§ GIVEN INFORMATION
============
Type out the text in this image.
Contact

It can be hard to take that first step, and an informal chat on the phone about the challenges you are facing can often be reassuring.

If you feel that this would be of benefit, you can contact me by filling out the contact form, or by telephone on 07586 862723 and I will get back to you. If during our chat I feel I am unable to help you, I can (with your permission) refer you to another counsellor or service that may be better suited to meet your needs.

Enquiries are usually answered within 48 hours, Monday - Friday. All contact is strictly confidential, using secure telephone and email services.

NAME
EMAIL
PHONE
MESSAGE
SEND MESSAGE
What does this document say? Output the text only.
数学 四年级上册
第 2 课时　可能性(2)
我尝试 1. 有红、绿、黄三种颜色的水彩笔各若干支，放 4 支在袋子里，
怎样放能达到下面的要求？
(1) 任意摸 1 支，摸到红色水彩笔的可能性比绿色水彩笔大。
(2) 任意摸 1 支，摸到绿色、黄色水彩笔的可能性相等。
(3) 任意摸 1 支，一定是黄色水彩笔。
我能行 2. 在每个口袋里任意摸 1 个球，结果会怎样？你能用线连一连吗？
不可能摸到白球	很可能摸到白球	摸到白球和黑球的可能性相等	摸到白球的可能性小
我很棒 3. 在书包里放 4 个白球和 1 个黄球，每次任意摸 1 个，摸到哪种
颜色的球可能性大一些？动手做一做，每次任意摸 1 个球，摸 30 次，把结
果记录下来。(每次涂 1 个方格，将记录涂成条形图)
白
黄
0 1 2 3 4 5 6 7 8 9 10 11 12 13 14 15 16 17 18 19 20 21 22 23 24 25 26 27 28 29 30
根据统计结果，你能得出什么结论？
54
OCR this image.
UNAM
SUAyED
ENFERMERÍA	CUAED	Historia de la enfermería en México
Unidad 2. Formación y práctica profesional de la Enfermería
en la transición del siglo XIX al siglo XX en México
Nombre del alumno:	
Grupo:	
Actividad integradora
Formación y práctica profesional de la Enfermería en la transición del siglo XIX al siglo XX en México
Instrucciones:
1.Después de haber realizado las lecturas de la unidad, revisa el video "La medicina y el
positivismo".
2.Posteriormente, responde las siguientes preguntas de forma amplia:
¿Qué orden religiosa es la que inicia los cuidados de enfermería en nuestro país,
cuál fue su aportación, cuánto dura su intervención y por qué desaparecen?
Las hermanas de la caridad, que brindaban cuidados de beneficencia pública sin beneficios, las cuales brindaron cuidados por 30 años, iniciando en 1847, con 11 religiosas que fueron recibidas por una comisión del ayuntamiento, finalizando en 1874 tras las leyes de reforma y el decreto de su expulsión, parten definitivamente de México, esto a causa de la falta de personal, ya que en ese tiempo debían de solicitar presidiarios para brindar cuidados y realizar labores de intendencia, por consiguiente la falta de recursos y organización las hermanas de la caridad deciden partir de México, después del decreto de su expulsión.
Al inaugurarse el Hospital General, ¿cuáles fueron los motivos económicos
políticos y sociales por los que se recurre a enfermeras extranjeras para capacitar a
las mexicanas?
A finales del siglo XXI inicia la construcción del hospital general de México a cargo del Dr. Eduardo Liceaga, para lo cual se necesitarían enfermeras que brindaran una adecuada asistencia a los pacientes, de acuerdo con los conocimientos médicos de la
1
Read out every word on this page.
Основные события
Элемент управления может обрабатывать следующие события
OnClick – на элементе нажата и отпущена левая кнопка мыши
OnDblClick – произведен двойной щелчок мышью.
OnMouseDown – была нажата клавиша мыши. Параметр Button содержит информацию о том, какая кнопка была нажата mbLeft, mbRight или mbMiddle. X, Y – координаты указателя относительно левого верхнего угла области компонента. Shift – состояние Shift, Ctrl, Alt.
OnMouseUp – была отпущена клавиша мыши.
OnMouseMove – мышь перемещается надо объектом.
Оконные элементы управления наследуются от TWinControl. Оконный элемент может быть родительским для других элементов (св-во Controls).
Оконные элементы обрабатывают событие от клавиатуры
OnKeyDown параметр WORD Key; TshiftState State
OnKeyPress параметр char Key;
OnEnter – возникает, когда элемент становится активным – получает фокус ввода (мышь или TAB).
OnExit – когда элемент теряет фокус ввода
============
§ OBJECTIVE
Could you reproduce every record above exactly as it appears?

§ RIGHT ANSWER
Type out the text in this image.
Contact

It can be hard to take that first step, and an informal chat on the phone about the challenges you are facing can often be reassuring.

If you feel that this would be of benefit, you can contact me by filling out the contact form, or by telephone on 07586 862723 and I will get back to you. If during our chat I feel I am unable to help you, I can (with your permission) refer you to another counsellor or service that may be better suited to meet your needs.

Enquiries are usually answered within 48 hours, Monday - Friday. All contact is strictly confidential, using secure telephone and email services.

NAME
EMAIL
PHONE
MESSAGE
SEND MESSAGE
What does this document say? Output the text only.
数学 四年级上册
第 2 课时　可能性(2)
我尝试 1. 有红、绿、黄三种颜色的水彩笔各若干支，放 4 支在袋子里，
怎样放能达到下面的要求？
(1) 任意摸 1 支，摸到红色水彩笔的可能性比绿色水彩笔大。
(2) 任意摸 1 支，摸到绿色、黄色水彩笔的可能性相等。
(3) 任意摸 1 支，一定是黄色水彩笔。
我能行 2. 在每个口袋里任意摸 1 个球，结果会怎样？你能用线连一连吗？
不可能摸到白球	很可能摸到白球	摸到白球和黑球的可能性相等	摸到白球的可能性小
我很棒 3. 在书包里放 4 个白球和 1 个黄球，每次任意摸 1 个，摸到哪种
颜色的球可能性大一些？动手做一做，每次任意摸 1 个球，摸 30 次，把结
果记录下来。(每次涂 1 个方格，将记录涂成条形图)
白
黄
0 1 2 3 4 5 6 7 8 9 10 11 12 13 14 15 16 17 18 19 20 21 22 23 24 25 26 27 28 29 30
根据统计结果，你能得出什么结论？
54
OCR this image.
UNAM
SUAyED
ENFERMERÍA	CUAED	Historia de la enfermería en México
Unidad 2. Formación y práctica profesional de la Enfermería
en la transición del siglo XIX al siglo XX en México
Nombre del alumno:	
Grupo:	
Actividad integradora
Formación y práctica profesional de la Enfermería en la transición del siglo XIX al siglo XX en México
Instrucciones:
1.Después de haber realizado las lecturas de la unidad, revisa el video "La medicina y el
positivismo".
2.Posteriormente, responde las siguientes preguntas de forma amplia:
¿Qué orden religiosa es la que inicia los cuidados de enfermería en nuestro país,
cuál fue su aportación, cuánto dura su intervención y por qué desaparecen?
Las hermanas de la caridad, que brindaban cuidados de beneficencia pública sin beneficios, las cuales brindaron cuidados por 30 años, iniciando en 1847, con 11 religiosas que fueron recibidas por una comisión del ayuntamiento, finalizando en 1874 tras las leyes de reforma y el decreto de su expulsión, parten definitivamente de México, esto a causa de la falta de personal, ya que en ese tiempo debían de solicitar presidiarios para brindar cuidados y realizar labores de intendencia, por consiguiente la falta de recursos y organización las hermanas de la caridad deciden partir de México, después del decreto de su expulsión.
Al inaugurarse el Hospital General, ¿cuáles fueron los motivos económicos
políticos y sociales por los que se recurre a enfermeras extranjeras para capacitar a
las mexicanas?
A finales del siglo XXI inicia la construcción del hospital general de México a cargo del Dr. Eduardo Liceaga, para lo cual se necesitarían enfermeras que brindaran una adecuada asistencia a los pacientes, de acuerdo con los conocimientos médicos de la
1
Read out every word on this page.
Основные события
Элемент управления может обрабатывать следующие события
OnClick – на элементе нажата и отпущена левая кнопка мыши
OnDblClick – произведен двойной щелчок мышью.
OnMouseDown – была нажата клавиша мыши. Параметр Button содержит информацию о том, какая кнопка была нажата mbLeft, mbRight или mbMiddle. X, Y – координаты указателя относительно левого верхнего угла области компонента. Shift – состояние Shift, Ctrl, Alt.
OnMouseUp – была отпущена клавиша мыши.
OnMouseMove – мышь перемещается надо объектом.
Оконные элементы управления наследуются от TWinControl. Оконный элемент может быть родительским для других элементов (св-во Controls).
Оконные элементы обрабатывают событие от клавиатуры
OnKeyDown параметр WORD Key; TshiftState State
OnKeyPress параметр char Key;
OnEnter – возникает, когда элемент становится активным – получает фокус ввода (мышь или TAB).
OnExit – когда элемент теряет фокус ввода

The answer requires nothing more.